--- begin Task input ---

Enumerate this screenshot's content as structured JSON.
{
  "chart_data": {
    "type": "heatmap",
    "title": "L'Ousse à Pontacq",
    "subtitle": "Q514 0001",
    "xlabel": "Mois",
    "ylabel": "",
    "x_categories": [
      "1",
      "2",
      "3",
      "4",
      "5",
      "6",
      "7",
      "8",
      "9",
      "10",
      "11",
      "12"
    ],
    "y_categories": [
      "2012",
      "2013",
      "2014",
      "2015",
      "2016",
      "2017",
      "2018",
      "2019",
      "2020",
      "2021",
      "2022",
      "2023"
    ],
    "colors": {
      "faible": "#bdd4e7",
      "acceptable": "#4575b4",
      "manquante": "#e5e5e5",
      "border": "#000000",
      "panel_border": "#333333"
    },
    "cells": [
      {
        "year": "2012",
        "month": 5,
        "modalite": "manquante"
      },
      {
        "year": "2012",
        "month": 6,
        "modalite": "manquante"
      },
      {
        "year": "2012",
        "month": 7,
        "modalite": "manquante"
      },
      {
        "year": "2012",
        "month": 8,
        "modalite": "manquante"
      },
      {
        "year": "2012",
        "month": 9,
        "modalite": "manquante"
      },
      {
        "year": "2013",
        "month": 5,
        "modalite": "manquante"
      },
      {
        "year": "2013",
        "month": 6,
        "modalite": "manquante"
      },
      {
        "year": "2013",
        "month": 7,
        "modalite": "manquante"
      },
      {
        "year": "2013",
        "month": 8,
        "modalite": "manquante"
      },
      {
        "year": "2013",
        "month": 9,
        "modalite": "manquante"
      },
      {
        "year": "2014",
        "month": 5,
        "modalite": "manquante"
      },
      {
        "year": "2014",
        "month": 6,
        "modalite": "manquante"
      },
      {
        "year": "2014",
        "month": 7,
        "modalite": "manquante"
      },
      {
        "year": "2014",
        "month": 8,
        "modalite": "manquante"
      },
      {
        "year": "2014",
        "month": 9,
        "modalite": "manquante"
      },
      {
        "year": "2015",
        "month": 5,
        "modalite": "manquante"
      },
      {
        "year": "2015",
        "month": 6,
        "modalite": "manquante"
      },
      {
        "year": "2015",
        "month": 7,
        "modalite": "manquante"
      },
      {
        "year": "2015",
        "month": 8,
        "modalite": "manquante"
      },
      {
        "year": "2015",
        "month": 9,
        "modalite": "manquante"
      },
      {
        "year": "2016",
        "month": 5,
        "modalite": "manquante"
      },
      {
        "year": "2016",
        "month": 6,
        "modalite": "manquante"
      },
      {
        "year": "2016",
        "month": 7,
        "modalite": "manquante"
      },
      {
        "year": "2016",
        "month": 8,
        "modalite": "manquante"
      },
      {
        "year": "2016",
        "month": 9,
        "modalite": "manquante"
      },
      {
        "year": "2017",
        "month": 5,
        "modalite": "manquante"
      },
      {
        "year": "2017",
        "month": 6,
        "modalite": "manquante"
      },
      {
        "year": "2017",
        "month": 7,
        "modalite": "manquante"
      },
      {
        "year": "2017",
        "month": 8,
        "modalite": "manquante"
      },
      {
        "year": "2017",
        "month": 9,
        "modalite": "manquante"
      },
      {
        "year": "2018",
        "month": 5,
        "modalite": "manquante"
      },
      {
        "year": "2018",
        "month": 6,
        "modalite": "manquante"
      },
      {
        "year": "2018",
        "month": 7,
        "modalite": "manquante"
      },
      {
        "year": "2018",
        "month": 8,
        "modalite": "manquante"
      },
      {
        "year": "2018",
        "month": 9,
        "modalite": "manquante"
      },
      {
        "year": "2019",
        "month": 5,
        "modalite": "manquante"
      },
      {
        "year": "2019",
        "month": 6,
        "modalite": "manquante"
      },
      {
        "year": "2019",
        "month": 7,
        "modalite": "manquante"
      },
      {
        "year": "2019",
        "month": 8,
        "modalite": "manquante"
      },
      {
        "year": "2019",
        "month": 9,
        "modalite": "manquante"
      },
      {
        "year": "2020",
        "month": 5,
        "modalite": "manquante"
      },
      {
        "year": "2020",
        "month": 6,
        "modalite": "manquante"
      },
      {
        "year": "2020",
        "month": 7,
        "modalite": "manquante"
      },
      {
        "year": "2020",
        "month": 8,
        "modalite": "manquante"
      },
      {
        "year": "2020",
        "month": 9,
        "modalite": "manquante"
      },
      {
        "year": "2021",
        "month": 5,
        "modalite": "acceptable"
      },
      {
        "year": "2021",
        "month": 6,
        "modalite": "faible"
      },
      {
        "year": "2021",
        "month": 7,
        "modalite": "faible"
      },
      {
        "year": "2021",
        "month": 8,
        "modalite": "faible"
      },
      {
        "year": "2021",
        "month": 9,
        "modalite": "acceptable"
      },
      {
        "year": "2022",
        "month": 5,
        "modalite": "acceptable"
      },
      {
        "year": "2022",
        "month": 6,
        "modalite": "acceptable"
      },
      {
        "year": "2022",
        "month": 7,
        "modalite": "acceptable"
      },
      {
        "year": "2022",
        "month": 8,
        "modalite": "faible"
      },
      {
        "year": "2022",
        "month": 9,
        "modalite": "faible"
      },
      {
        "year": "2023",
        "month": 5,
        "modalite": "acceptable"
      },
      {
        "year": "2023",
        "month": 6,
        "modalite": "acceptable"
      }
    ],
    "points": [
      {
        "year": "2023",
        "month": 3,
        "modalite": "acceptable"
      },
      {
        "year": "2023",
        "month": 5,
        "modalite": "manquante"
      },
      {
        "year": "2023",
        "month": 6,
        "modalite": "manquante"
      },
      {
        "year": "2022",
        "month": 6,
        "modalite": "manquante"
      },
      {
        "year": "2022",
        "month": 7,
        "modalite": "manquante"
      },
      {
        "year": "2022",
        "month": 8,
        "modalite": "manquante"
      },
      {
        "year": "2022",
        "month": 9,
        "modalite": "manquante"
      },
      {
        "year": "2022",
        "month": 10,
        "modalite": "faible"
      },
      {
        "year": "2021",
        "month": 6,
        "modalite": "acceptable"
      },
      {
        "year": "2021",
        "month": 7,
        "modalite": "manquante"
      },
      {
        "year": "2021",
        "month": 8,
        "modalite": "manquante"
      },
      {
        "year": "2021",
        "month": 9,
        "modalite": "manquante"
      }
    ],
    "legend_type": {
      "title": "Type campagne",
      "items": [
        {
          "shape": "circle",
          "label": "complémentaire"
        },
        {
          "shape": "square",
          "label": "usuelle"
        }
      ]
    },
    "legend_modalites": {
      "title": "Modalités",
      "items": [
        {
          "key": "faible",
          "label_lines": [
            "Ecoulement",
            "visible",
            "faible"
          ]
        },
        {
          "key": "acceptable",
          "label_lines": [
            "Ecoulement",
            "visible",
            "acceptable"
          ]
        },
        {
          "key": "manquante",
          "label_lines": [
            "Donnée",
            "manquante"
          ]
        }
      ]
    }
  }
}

--- end Task input ---

(Challenge)
Extract all of the data above without altering anything.

(Task result)
Enumerate this screenshot's content as structured JSON.
{
  "chart_data": {
    "type": "heatmap",
    "title": "L'Ousse à Pontacq",
    "subtitle": "Q514 0001",
    "xlabel": "Mois",
    "ylabel": "",
    "x_categories": [
      "1",
      "2",
      "3",
      "4",
      "5",
      "6",
      "7",
      "8",
      "9",
      "10",
      "11",
      "12"
    ],
    "y_categories": [
      "2012",
      "2013",
      "2014",
      "2015",
      "2016",
      "2017",
      "2018",
      "2019",
      "2020",
      "2021",
      "2022",
      "2023"
    ],
    "colors": {
      "faible": "#bdd4e7",
      "acceptable": "#4575b4",
      "manquante": "#e5e5e5",
      "border": "#000000",
      "panel_border": "#333333"
    },
    "cells": [
      {
        "year": "2012",
        "month": 5,
        "modalite": "manquante"
      },
      {
        "year": "2012",
        "month": 6,
        "modalite": "manquante"
      },
      {
        "year": "2012",
        "month": 7,
        "modalite": "manquante"
      },
      {
        "year": "2012",
        "month": 8,
        "modalite": "manquante"
      },
      {
        "year": "2012",
        "month": 9,
        "modalite": "manquante"
      },
      {
        "year": "2013",
        "month": 5,
        "modalite": "manquante"
      },
      {
        "year": "2013",
        "month": 6,
        "modalite": "manquante"
      },
      {
        "year": "2013",
        "month": 7,
        "modalite": "manquante"
      },
      {
        "year": "2013",
        "month": 8,
        "modalite": "manquante"
      },
      {
        "year": "2013",
        "month": 9,
        "modalite": "manquante"
      },
      {
        "year": "2014",
        "month": 5,
        "modalite": "manquante"
      },
      {
        "year": "2014",
        "month": 6,
        "modalite": "manquante"
      },
      {
        "year": "2014",
        "month": 7,
        "modalite": "manquante"
      },
      {
        "year": "2014",
        "month": 8,
        "modalite": "manquante"
      },
      {
        "year": "2014",
        "month": 9,
        "modalite": "manquante"
      },
      {
        "year": "2015",
        "month": 5,
        "modalite": "manquante"
      },
      {
        "year": "2015",
        "month": 6,
        "modalite": "manquante"
      },
      {
        "year": "2015",
        "month": 7,
        "modalite": "manquante"
      },
      {
        "year": "2015",
        "month": 8,
        "modalite": "manquante"
      },
      {
        "year": "2015",
        "month": 9,
        "modalite": "manquante"
      },
      {
        "year": "2016",
        "month": 5,
        "modalite": "manquante"
      },
      {
        "year": "2016",
        "month": 6,
        "modalite": "manquante"
      },
      {
        "year": "2016",
        "month": 7,
        "modalite": "manquante"
      },
      {
        "year": "2016",
        "month": 8,
        "modalite": "manquante"
      },
      {
        "year": "2016",
        "month": 9,
        "modalite": "manquante"
      },
      {
        "year": "2017",
        "month": 5,
        "modalite": "manquante"
      },
      {
        "year": "2017",
        "month": 6,
        "modalite": "manquante"
      },
      {
        "year": "2017",
        "month": 7,
        "modalite": "manquante"
      },
      {
        "year": "2017",
        "month": 8,
        "modalite": "manquante"
      },
      {
        "year": "2017",
        "month": 9,
        "modalite": "manquante"
      },
      {
        "year": "2018",
        "month": 5,
        "modalite": "manquante"
      },
      {
        "year": "2018",
        "month": 6,
        "modalite": "manquante"
      },
      {
        "year": "2018",
        "month": 7,
        "modalite": "manquante"
      },
      {
        "year": "2018",
        "month": 8,
        "modalite": "manquante"
      },
      {
        "year": "2018",
        "month": 9,
        "modalite": "manquante"
      },
      {
        "year": "2019",
        "month": 5,
        "modalite": "manquante"
      },
      {
        "year": "2019",
        "month": 6,
        "modalite": "manquante"
      },
      {
        "year": "2019",
        "month": 7,
        "modalite": "manquante"
      },
      {
        "year": "2019",
        "month": 8,
        "modalite": "manquante"
      },
      {
        "year": "2019",
        "month": 9,
        "modalite": "manquante"
      },
      {
        "year": "2020",
        "month": 5,
        "modalite": "manquante"
      },
      {
        "year": "2020",
        "month": 6,
        "modalite": "manquante"
      },
      {
        "year": "2020",
        "month": 7,
        "modalite": "manquante"
      },
      {
        "year": "2020",
        "month": 8,
        "modalite": "manquante"
      },
      {
        "year": "2020",
        "month": 9,
        "modalite": "manquante"
      },
      {
        "year": "2021",
        "month": 5,
        "modalite": "acceptable"
      },
      {
        "year": "2021",
        "month": 6,
        "modalite": "faible"
      },
      {
        "year": "2021",
        "month": 7,
        "modalite": "faible"
      },
      {
        "year": "2021",
        "month": 8,
        "modalite": "faible"
      },
      {
        "year": "2021",
        "month": 9,
        "modalite": "acceptable"
      },
      {
        "year": "2022",
        "month": 5,
        "modalite": "acceptable"
      },
      {
        "year": "2022",
        "month": 6,
        "modalite": "acceptable"
      },
      {
        "year": "2022",
        "month": 7,
        "modalite": "acceptable"
      },
      {
        "year": "2022",
        "month": 8,
        "modalite": "faible"
      },
      {
        "year": "2022",
        "month": 9,
        "modalite": "faible"
      },
      {
        "year": "2023",
        "month": 5,
        "modalite": "acceptable"
      },
      {
        "year": "2023",
        "month": 6,
        "modalite": "acceptable"
      }
    ],
    "points": [
      {
        "year": "2023",
        "month": 3,
        "modalite": "acceptable"
      },
      {
        "year": "2023",
        "month": 5,
        "modalite": "manquante"
      },
      {
        "year": "2023",
        "month": 6,
        "modalite": "manquante"
      },
      {
        "year": "2022",
        "month": 6,
        "modalite": "manquante"
      },
      {
        "year": "2022",
        "month": 7,
        "modalite": "manquante"
      },
      {
        "year": "2022",
        "month": 8,
        "modalite": "manquante"
      },
      {
        "year": "2022",
        "month": 9,
        "modalite": "manquante"
      },
      {
        "year": "2022",
        "month": 10,
        "modalite": "faible"
      },
      {
        "year": "2021",
        "month": 6,
        "modalite": "acceptable"
      },
      {
        "year": "2021",
        "month": 7,
        "modalite": "manquante"
      },
      {
        "year": "2021",
        "month": 8,
        "modalite": "manquante"
      },
      {
        "year": "2021",
        "month": 9,
        "modalite": "manquante"
      }
    ],
    "legend_type": {
      "title": "Type campagne",
      "items": [
        {
          "shape": "circle",
          "label": "complémentaire"
        },
        {
          "shape": "square",
          "label": "usuelle"
        }
      ]
    },
    "legend_modalites": {
      "title": "Modalités",
      "items": [
        {
          "key": "faible",
          "label_lines": [
            "Ecoulement",
            "visible",
            "faible"
          ]
        },
        {
          "key": "acceptable",
          "label_lines": [
            "Ecoulement",
            "visible",
            "acceptable"
          ]
        },
        {
          "key": "manquante",
          "label_lines": [
            "Donnée",
            "manquante"
          ]
        }
      ]
    }
  }
}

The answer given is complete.